(Data records)
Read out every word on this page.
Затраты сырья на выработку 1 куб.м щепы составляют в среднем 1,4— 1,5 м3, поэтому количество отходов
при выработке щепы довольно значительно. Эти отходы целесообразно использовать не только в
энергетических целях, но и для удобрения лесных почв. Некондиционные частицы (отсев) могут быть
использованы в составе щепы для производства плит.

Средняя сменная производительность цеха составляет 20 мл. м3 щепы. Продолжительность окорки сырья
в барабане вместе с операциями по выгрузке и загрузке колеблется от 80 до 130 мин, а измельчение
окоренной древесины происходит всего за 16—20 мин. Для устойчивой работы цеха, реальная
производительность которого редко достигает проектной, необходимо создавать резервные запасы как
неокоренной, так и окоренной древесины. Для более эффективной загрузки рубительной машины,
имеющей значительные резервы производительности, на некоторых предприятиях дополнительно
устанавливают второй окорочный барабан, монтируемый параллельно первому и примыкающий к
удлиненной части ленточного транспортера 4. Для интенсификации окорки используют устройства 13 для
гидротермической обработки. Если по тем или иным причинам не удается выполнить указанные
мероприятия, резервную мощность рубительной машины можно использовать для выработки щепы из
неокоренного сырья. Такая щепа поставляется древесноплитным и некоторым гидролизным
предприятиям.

*Objective*
Write the entries again, exactly as they stand.

*The completed task*
Read out every word on this page.
Затраты сырья на выработку 1 куб.м щепы составляют в среднем 1,4— 1,5 м3, поэтому количество отходов
при выработке щепы довольно значительно. Эти отходы целесообразно использовать не только в
энергетических целях, но и для удобрения лесных почв. Некондиционные частицы (отсев) могут быть
использованы в составе щепы для производства плит.

Средняя сменная производительность цеха составляет 20 мл. м3 щепы. Продолжительность окорки сырья
в барабане вместе с операциями по выгрузке и загрузке колеблется от 80 до 130 мин, а измельчение
окоренной древесины происходит всего за 16—20 мин. Для устойчивой работы цеха, реальная
производительность которого редко достигает проектной, необходимо создавать резервные запасы как
неокоренной, так и окоренной древесины. Для более эффективной загрузки рубительной машины,
имеющей значительные резервы производительности, на некоторых предприятиях дополнительно
устанавливают второй окорочный барабан, монтируемый параллельно первому и примыкающий к
удлиненной части ленточного транспортера 4. Для интенсификации окорки используют устройства 13 для
гидротермической обработки. Если по тем или иным причинам не удается выполнить указанные
мероприятия, резервную мощность рубительной машины можно использовать для выработки щепы из
неокоренного сырья. Такая щепа поставляется древесноплитным и некоторым гидролизным
предприятиям.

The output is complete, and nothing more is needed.